### [THE RECORDS]
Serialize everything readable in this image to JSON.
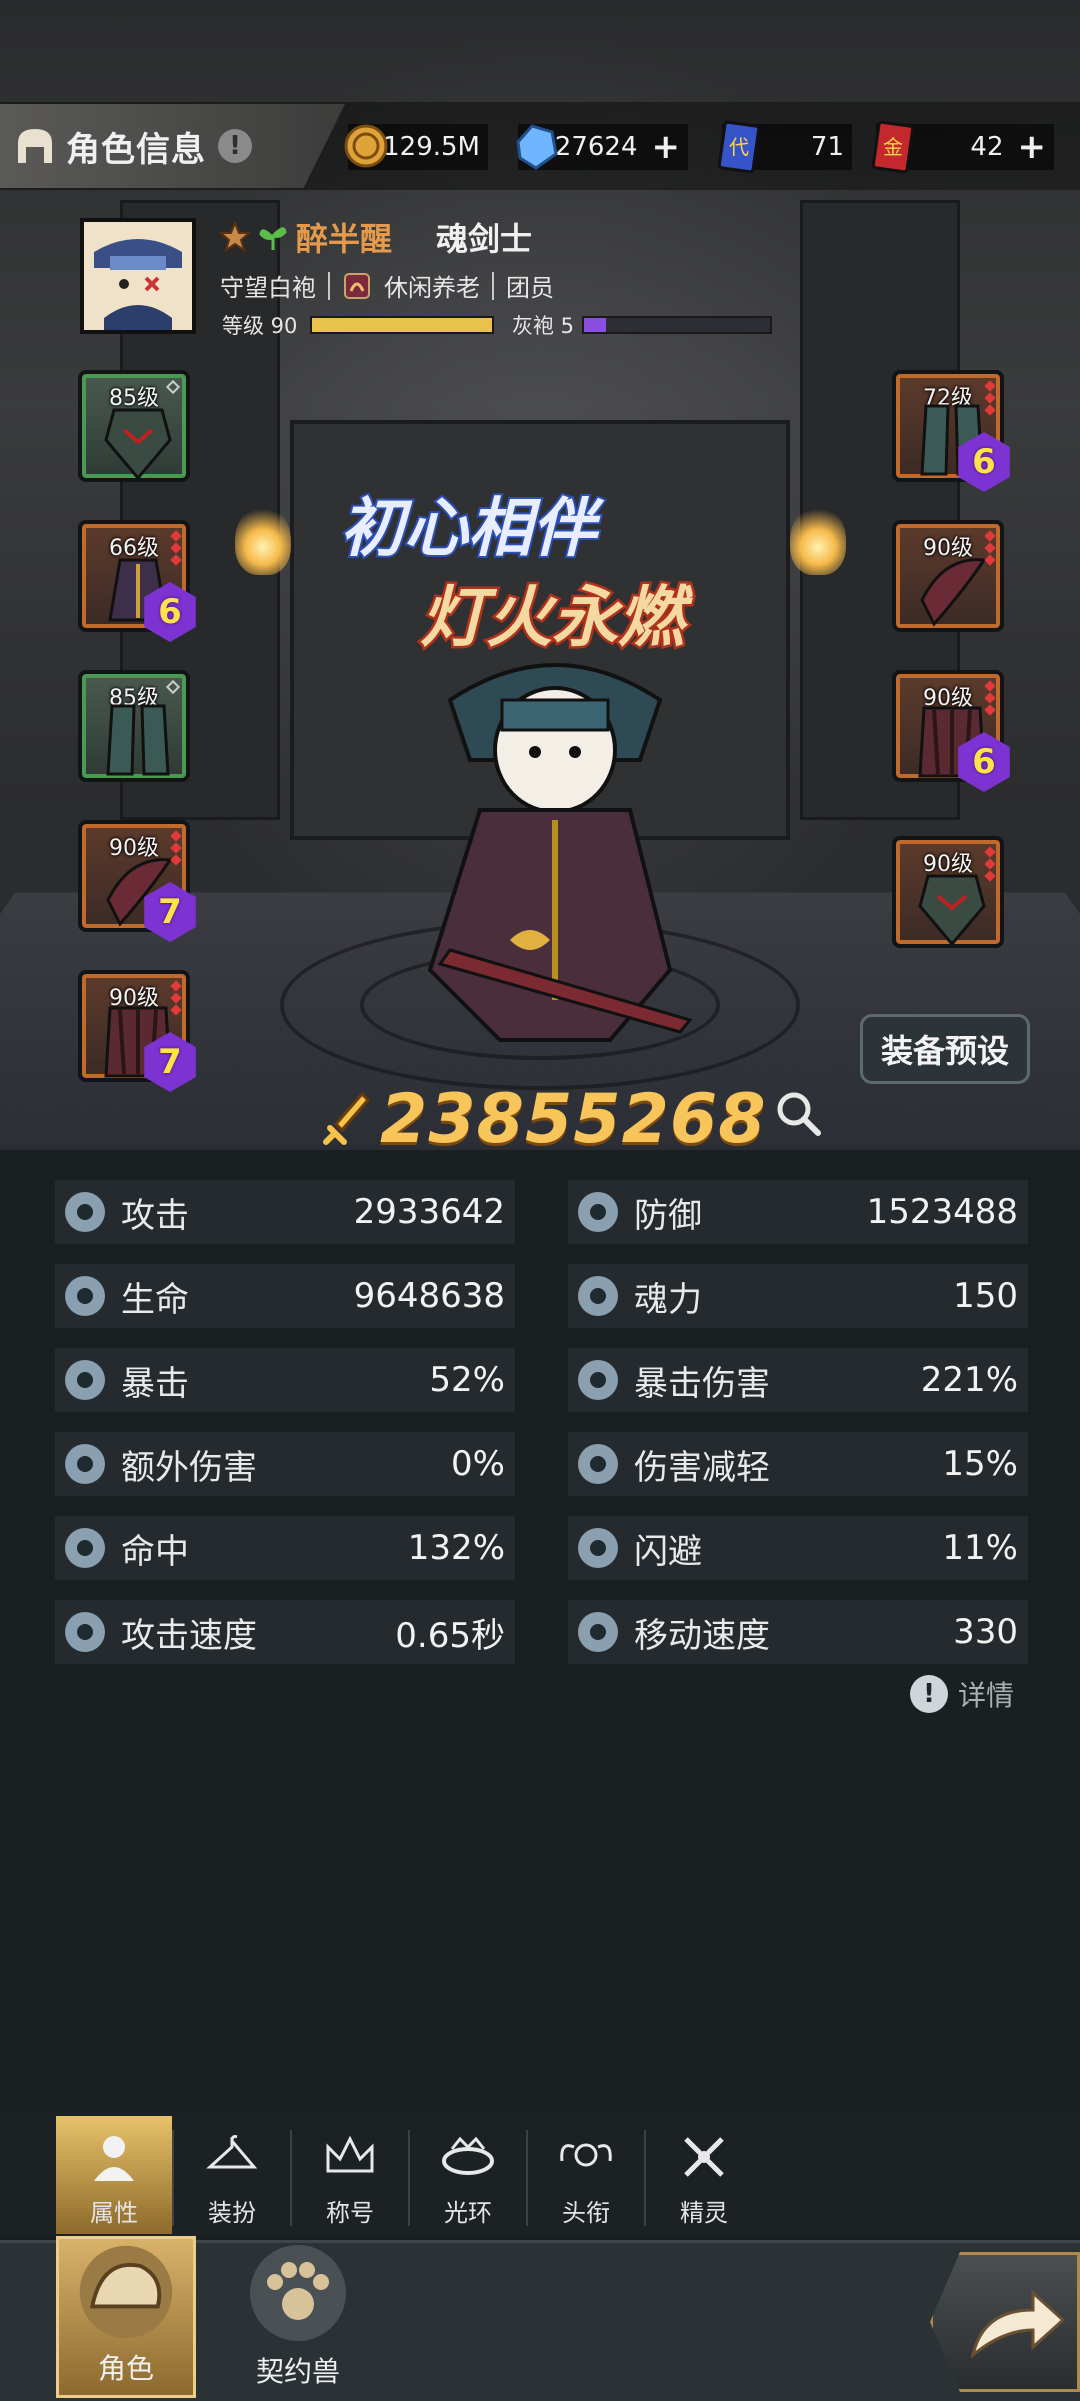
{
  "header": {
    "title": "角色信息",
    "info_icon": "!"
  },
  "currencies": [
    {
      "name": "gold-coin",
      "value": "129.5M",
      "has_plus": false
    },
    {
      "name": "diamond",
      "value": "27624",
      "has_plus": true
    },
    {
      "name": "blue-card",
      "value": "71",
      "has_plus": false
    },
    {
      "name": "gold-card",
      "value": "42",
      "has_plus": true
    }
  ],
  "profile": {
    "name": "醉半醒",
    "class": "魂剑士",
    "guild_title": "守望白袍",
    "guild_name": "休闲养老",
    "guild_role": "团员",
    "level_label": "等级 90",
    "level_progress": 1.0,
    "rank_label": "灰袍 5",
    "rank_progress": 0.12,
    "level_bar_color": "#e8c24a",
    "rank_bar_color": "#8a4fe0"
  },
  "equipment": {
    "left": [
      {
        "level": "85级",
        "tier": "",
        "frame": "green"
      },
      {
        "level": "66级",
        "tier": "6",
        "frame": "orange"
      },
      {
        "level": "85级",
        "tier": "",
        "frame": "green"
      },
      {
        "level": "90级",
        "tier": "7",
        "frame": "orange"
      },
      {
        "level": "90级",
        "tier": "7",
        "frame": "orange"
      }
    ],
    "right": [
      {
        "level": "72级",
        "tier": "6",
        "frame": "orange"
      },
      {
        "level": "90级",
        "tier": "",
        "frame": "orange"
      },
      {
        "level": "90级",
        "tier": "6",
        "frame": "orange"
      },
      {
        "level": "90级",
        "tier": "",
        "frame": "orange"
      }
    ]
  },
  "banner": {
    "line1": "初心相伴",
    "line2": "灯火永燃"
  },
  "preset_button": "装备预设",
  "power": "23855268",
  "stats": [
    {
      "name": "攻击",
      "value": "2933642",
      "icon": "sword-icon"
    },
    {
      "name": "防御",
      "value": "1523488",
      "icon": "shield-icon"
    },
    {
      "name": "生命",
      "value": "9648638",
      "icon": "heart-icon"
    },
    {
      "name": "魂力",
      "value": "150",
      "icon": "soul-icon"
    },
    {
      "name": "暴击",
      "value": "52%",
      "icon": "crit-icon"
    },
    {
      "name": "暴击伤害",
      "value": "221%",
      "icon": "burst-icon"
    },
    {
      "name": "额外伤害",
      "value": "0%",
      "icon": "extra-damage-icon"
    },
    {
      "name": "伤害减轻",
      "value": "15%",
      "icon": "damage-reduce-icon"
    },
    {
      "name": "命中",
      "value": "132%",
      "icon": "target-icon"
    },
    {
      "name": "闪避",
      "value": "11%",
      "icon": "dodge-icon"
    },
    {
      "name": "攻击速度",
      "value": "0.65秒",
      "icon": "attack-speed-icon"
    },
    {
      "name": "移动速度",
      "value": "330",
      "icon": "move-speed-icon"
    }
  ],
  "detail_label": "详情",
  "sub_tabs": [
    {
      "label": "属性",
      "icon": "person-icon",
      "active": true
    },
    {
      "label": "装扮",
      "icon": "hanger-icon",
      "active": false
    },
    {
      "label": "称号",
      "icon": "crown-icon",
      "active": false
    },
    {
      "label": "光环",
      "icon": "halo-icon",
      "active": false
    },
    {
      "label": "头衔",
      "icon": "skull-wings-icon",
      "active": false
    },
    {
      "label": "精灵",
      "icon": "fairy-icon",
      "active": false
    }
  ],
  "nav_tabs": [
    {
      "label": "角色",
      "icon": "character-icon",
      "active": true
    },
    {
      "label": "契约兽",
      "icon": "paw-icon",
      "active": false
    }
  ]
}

### [TASK INSTRUCTIONS]
Write the records above out again exactly, with no pictures in your copy.

### [COMPLETE RESPONSE]
Serialize everything readable in this image to JSON.
{
  "header": {
    "title": "角色信息",
    "info_icon": "!"
  },
  "currencies": [
    {
      "name": "gold-coin",
      "value": "129.5M",
      "has_plus": false
    },
    {
      "name": "diamond",
      "value": "27624",
      "has_plus": true
    },
    {
      "name": "blue-card",
      "value": "71",
      "has_plus": false
    },
    {
      "name": "gold-card",
      "value": "42",
      "has_plus": true
    }
  ],
  "profile": {
    "name": "醉半醒",
    "class": "魂剑士",
    "guild_title": "守望白袍",
    "guild_name": "休闲养老",
    "guild_role": "团员",
    "level_label": "等级 90",
    "level_progress": 1.0,
    "rank_label": "灰袍 5",
    "rank_progress": 0.12,
    "level_bar_color": "#e8c24a",
    "rank_bar_color": "#8a4fe0"
  },
  "equipment": {
    "left": [
      {
        "level": "85级",
        "tier": "",
        "frame": "green"
      },
      {
        "level": "66级",
        "tier": "6",
        "frame": "orange"
      },
      {
        "level": "85级",
        "tier": "",
        "frame": "green"
      },
      {
        "level": "90级",
        "tier": "7",
        "frame": "orange"
      },
      {
        "level": "90级",
        "tier": "7",
        "frame": "orange"
      }
    ],
    "right": [
      {
        "level": "72级",
        "tier": "6",
        "frame": "orange"
      },
      {
        "level": "90级",
        "tier": "",
        "frame": "orange"
      },
      {
        "level": "90级",
        "tier": "6",
        "frame": "orange"
      },
      {
        "level": "90级",
        "tier": "",
        "frame": "orange"
      }
    ]
  },
  "banner": {
    "line1": "初心相伴",
    "line2": "灯火永燃"
  },
  "preset_button": "装备预设",
  "power": "23855268",
  "stats": [
    {
      "name": "攻击",
      "value": "2933642",
      "icon": "sword-icon"
    },
    {
      "name": "防御",
      "value": "1523488",
      "icon": "shield-icon"
    },
    {
      "name": "生命",
      "value": "9648638",
      "icon": "heart-icon"
    },
    {
      "name": "魂力",
      "value": "150",
      "icon": "soul-icon"
    },
    {
      "name": "暴击",
      "value": "52%",
      "icon": "crit-icon"
    },
    {
      "name": "暴击伤害",
      "value": "221%",
      "icon": "burst-icon"
    },
    {
      "name": "额外伤害",
      "value": "0%",
      "icon": "extra-damage-icon"
    },
    {
      "name": "伤害减轻",
      "value": "15%",
      "icon": "damage-reduce-icon"
    },
    {
      "name": "命中",
      "value": "132%",
      "icon": "target-icon"
    },
    {
      "name": "闪避",
      "value": "11%",
      "icon": "dodge-icon"
    },
    {
      "name": "攻击速度",
      "value": "0.65秒",
      "icon": "attack-speed-icon"
    },
    {
      "name": "移动速度",
      "value": "330",
      "icon": "move-speed-icon"
    }
  ],
  "detail_label": "详情",
  "sub_tabs": [
    {
      "label": "属性",
      "icon": "person-icon",
      "active": true
    },
    {
      "label": "装扮",
      "icon": "hanger-icon",
      "active": false
    },
    {
      "label": "称号",
      "icon": "crown-icon",
      "active": false
    },
    {
      "label": "光环",
      "icon": "halo-icon",
      "active": false
    },
    {
      "label": "头衔",
      "icon": "skull-wings-icon",
      "active": false
    },
    {
      "label": "精灵",
      "icon": "fairy-icon",
      "active": false
    }
  ],
  "nav_tabs": [
    {
      "label": "角色",
      "icon": "character-icon",
      "active": true
    },
    {
      "label": "契约兽",
      "icon": "paw-icon",
      "active": false
    }
  ]
}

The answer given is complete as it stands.